Problem to work on
Output the full listing below exactly as it reads, and skip anything that is a picture.

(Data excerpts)
(begin)

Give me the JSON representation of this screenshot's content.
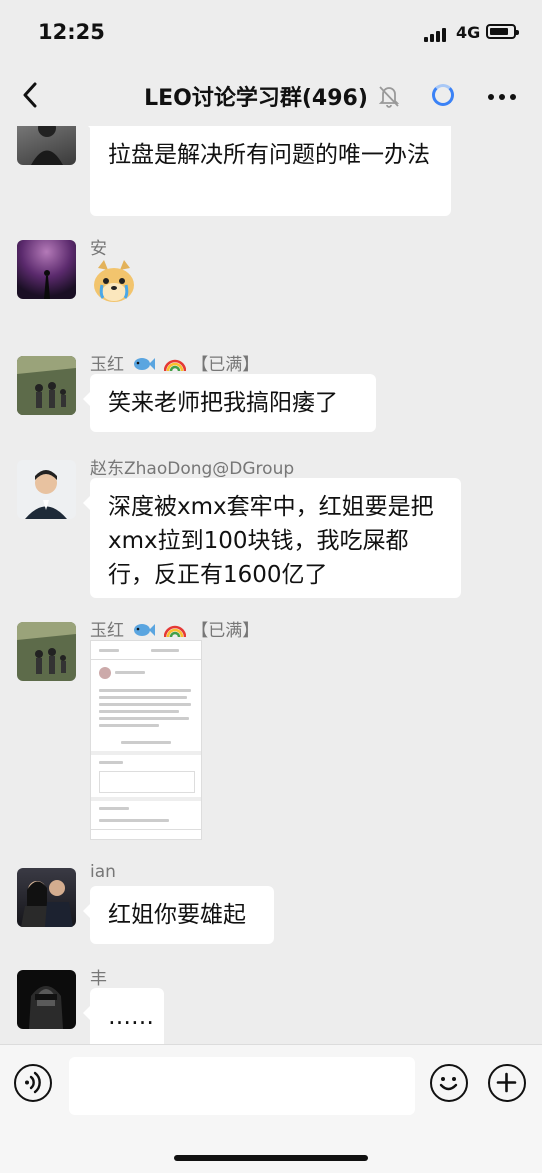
{
  "status": {
    "time": "12:25",
    "network": "4G"
  },
  "header": {
    "title": "LEO讨论学习群(496)"
  },
  "messages": [
    {
      "name": "",
      "text": "拉盘是解决所有问题的唯一办法"
    },
    {
      "name": "安",
      "text": ""
    },
    {
      "name": "玉红",
      "badge": "【已满】",
      "text": "笑来老师把我搞阳痿了"
    },
    {
      "name": "赵东ZhaoDong@DGroup",
      "text": "深度被xmx套牢中，红姐要是把xmx拉到100块钱，我吃屎都行，反正有1600亿了"
    },
    {
      "name": "玉红",
      "badge": "【已满】",
      "text": ""
    },
    {
      "name": "ian",
      "text": "红姐你要雄起"
    },
    {
      "name": "丰",
      "text": "……"
    }
  ]
}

(end)

Written response
Give me the JSON representation of this screenshot's content.
{
  "status": {
    "time": "12:25",
    "network": "4G"
  },
  "header": {
    "title": "LEO讨论学习群(496)"
  },
  "messages": [
    {
      "name": "",
      "text": "拉盘是解决所有问题的唯一办法"
    },
    {
      "name": "安",
      "text": ""
    },
    {
      "name": "玉红",
      "badge": "【已满】",
      "text": "笑来老师把我搞阳痿了"
    },
    {
      "name": "赵东ZhaoDong@DGroup",
      "text": "深度被xmx套牢中，红姐要是把xmx拉到100块钱，我吃屎都行，反正有1600亿了"
    },
    {
      "name": "玉红",
      "badge": "【已满】",
      "text": ""
    },
    {
      "name": "ian",
      "text": "红姐你要雄起"
    },
    {
      "name": "丰",
      "text": "……"
    }
  ]
}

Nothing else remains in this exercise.